● Provided passage:
For my use case, I would be happy with rotating gateway servers plus some intelligence at the primary server.
I like the idea of monitoring against blacklists, but it's actually more than that - the feature should ideally monitor for delivery delay responses so it can forward on to an alternate gateway.
My system primarily sends transactional emails, not marketing spam, but customers will type their email addresses incorrectly and when messages are delivered to the wrong people, users of those services (yahoo, gmail, etc) are trigger-happy and will mark the message as junk. The side effect for me is that the entire IP gets blocked or throttled, which leads me to a days-long effort to get the email admins at whatever service to respond to me (Yahoo just took one week to unblock one of my gateways) and fix their problem (while my clients are yelling at me).

● Stored entries:

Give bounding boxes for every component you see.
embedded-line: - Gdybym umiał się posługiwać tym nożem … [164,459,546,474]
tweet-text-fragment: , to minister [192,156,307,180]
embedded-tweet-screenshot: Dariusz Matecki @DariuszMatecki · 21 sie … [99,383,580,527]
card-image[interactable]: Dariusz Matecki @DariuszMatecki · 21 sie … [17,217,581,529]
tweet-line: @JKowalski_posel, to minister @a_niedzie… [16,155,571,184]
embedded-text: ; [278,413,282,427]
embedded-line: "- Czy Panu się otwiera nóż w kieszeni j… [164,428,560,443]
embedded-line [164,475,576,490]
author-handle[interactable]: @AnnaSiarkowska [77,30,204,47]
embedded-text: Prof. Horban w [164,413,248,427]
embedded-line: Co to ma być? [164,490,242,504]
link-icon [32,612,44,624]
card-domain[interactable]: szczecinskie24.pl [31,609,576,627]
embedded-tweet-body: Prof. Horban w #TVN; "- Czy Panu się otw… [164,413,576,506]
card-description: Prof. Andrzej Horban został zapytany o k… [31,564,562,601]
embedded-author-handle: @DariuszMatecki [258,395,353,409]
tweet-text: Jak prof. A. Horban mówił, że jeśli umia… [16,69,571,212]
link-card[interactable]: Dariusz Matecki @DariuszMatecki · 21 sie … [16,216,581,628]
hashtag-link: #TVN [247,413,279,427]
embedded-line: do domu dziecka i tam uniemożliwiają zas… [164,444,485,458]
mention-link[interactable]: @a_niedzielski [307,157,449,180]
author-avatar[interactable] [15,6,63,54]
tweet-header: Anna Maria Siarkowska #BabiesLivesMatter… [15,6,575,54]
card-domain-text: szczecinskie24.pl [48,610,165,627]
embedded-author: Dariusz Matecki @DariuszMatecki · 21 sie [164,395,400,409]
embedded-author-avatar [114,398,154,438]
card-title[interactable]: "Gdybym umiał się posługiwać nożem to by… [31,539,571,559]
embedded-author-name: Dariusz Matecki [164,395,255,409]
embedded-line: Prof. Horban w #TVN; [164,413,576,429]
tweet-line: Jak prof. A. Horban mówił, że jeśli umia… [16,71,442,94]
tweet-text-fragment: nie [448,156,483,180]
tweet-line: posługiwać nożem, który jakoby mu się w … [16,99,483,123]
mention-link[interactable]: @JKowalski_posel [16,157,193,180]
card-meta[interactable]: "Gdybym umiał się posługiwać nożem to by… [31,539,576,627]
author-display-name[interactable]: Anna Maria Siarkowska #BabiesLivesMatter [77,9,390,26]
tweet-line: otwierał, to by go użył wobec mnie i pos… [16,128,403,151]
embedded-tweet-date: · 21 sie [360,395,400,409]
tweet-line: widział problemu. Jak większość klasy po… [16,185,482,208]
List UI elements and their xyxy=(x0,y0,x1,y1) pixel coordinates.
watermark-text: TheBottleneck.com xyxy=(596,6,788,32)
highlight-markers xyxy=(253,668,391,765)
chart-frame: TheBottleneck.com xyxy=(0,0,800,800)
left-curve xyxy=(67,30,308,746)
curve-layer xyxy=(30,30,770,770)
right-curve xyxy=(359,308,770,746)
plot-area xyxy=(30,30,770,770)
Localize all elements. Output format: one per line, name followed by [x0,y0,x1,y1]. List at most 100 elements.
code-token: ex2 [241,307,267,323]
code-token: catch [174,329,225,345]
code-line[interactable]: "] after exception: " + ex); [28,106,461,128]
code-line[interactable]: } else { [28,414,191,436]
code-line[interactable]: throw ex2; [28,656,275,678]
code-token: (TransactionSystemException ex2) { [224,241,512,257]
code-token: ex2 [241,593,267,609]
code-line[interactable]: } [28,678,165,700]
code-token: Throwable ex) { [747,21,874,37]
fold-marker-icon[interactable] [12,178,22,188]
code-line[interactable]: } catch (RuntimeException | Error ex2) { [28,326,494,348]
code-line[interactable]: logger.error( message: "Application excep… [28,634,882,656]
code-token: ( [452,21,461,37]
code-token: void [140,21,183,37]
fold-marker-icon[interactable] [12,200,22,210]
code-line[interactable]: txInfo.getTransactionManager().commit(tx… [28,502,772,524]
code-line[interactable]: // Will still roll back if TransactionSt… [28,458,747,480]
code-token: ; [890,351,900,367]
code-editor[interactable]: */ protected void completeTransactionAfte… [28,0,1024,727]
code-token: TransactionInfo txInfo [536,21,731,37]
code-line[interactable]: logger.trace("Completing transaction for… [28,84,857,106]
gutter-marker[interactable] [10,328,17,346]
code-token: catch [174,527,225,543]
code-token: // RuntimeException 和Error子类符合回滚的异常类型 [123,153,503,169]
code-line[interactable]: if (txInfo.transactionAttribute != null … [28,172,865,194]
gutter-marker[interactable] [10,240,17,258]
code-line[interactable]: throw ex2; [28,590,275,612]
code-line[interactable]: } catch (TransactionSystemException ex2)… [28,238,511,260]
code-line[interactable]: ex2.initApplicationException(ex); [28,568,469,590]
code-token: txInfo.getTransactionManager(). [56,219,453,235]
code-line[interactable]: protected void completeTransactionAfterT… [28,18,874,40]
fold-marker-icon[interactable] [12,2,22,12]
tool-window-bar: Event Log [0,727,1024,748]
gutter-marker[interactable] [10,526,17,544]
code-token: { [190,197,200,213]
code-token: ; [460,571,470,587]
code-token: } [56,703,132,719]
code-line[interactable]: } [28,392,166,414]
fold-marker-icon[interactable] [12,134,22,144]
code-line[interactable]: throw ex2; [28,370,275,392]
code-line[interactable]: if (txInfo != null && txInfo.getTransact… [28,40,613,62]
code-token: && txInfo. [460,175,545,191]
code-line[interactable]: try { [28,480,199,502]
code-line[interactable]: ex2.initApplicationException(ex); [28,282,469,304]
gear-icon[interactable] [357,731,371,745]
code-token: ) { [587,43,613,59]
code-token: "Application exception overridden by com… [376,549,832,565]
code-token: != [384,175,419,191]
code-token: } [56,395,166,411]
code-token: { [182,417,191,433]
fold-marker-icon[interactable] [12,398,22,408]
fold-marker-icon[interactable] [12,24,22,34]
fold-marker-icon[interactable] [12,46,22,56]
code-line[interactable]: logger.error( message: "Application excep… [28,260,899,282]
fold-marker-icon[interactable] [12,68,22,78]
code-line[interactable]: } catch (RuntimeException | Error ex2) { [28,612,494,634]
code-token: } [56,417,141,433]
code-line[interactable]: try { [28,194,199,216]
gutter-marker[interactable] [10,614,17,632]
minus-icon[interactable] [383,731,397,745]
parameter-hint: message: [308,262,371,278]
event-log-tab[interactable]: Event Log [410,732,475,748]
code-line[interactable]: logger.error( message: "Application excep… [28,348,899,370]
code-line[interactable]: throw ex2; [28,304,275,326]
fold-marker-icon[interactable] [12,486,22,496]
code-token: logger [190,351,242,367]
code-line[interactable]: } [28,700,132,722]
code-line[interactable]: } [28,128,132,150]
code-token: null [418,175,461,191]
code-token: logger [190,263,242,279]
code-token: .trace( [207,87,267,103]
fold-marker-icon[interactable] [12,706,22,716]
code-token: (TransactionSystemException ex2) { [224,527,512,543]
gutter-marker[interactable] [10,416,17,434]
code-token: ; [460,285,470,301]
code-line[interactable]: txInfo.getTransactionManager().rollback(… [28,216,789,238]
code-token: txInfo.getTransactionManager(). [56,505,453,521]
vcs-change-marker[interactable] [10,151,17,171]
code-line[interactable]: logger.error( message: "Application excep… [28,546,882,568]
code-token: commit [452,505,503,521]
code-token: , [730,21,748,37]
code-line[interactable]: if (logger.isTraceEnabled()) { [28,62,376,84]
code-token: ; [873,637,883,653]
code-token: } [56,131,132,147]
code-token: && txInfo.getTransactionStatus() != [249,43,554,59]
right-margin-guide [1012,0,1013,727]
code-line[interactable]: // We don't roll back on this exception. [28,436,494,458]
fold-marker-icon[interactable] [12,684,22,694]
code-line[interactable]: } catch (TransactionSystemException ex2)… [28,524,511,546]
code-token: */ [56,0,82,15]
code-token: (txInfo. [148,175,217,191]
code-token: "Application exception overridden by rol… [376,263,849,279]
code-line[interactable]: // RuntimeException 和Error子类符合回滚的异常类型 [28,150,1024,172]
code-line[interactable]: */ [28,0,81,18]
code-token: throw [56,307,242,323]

● What to do:
A. Answer these questions using the email delivery post:
(i) What kind of emails does the writer's system primarily send?
(ii) How long did Yahoo take to unblock one of the writer's gateways?
(iii) Beyond blacklists, what should the feature ideally monitor for?
B. Continue the email delivery post from its last sentence.
The rows have no connection to the email delivery post.

● Answer set:
A.
(i) Transactional emails, not marketing spam.
(ii) One week.
(iii) Delivery delay responses, so that it can forward messages to an alternate gateway.

B.
Today, SmarterMail's outbound gateway mode transmits the message to an outbound gateway - and leaves it there. If it encounters a problem there, it's going to be stuck there forever (at least until the retries expire and the message bounces).
Instead, SmarterMail's primary server could send the message to the gateway, which could try to send it, but if it encounters a delay or other such block, it could pass it back to the primary server, which could then move on to an alternate gateway.
Then, if an IP gets blocked, I could temporarily remove it from the pool of gateways.
This would be a dramatic improvement over the current situation.